## Exercise details:
For this exercise, copy out each line of the material below that includes "meža".

(Stored records)
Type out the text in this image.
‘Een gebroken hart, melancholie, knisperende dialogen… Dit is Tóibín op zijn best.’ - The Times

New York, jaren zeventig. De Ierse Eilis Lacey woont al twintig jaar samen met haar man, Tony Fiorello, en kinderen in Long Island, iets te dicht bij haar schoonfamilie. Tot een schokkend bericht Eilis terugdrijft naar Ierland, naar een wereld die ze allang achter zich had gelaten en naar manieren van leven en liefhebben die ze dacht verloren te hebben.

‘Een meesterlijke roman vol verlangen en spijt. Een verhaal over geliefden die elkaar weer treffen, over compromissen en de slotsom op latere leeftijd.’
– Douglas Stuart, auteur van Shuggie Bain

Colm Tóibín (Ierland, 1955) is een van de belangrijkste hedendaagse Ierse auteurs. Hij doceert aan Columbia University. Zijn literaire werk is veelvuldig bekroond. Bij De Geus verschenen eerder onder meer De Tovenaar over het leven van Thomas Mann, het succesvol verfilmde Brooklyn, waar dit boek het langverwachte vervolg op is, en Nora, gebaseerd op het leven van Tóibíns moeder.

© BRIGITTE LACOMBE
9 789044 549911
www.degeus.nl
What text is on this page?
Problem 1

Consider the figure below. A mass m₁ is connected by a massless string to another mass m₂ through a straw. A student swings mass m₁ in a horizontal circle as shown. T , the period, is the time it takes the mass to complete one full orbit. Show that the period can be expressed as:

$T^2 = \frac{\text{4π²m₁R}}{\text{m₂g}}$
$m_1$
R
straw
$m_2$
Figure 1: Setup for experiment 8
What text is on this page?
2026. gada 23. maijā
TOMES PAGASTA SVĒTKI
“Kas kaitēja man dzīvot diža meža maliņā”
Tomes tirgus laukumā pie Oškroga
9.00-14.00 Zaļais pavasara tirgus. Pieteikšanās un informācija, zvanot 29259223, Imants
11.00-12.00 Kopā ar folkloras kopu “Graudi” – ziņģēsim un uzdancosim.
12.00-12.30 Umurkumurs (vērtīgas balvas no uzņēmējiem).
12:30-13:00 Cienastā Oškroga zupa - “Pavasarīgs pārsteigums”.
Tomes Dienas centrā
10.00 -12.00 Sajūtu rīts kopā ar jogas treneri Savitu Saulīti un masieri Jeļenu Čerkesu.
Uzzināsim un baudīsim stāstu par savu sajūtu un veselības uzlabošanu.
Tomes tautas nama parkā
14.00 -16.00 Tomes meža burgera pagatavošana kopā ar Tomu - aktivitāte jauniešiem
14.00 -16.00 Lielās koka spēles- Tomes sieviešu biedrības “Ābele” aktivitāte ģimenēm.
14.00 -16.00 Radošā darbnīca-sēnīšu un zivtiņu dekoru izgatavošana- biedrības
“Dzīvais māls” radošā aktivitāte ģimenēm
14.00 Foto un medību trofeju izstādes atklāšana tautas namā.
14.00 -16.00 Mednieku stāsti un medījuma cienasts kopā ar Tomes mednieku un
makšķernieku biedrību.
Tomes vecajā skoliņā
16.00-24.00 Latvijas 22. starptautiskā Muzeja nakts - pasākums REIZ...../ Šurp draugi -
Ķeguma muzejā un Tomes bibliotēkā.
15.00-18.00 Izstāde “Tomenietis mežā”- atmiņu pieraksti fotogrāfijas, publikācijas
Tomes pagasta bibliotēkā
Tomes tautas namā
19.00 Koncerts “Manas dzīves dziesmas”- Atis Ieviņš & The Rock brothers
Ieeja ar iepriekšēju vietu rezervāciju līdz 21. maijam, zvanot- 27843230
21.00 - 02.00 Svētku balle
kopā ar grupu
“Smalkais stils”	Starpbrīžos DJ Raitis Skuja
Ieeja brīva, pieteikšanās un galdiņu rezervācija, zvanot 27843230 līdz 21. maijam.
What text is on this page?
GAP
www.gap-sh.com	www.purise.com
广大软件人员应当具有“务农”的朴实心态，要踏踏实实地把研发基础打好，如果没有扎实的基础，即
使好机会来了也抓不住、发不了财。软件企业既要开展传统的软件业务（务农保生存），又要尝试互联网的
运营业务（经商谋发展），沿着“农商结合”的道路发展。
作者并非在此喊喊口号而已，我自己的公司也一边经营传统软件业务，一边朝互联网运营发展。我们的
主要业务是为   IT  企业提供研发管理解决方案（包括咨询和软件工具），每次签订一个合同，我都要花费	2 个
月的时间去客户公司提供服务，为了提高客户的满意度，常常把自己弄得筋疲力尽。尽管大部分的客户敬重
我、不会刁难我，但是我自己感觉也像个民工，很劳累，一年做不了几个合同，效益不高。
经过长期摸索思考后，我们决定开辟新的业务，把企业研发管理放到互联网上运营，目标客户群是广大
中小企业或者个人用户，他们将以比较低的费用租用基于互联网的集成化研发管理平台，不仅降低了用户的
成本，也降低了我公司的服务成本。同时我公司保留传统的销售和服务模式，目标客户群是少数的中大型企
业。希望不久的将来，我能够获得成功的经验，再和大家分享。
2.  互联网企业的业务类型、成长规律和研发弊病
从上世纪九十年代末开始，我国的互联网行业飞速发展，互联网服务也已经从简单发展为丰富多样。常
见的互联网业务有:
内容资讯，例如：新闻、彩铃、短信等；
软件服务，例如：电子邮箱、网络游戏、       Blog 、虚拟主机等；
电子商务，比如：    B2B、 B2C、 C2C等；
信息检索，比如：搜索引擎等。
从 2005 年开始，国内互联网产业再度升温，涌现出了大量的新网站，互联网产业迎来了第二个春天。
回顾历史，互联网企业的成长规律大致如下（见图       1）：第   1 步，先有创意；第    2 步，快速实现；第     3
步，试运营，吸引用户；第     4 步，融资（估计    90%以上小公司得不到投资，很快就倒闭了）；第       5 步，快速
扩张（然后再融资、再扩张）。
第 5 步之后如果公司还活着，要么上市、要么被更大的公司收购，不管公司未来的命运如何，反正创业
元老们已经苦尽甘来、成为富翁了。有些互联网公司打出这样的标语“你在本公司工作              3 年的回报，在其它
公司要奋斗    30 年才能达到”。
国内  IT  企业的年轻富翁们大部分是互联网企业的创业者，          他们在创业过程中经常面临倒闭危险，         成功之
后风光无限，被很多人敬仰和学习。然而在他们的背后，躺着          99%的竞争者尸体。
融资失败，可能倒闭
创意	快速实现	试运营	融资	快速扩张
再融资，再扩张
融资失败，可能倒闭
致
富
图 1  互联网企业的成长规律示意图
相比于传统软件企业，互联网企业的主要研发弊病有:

## Finished answer:
“Kas kaitēja man dzīvot diža meža maliņā”
14.00 -16.00 Tomes meža burgera pagatavošana kopā ar Tomu - aktivitāte jauniešiem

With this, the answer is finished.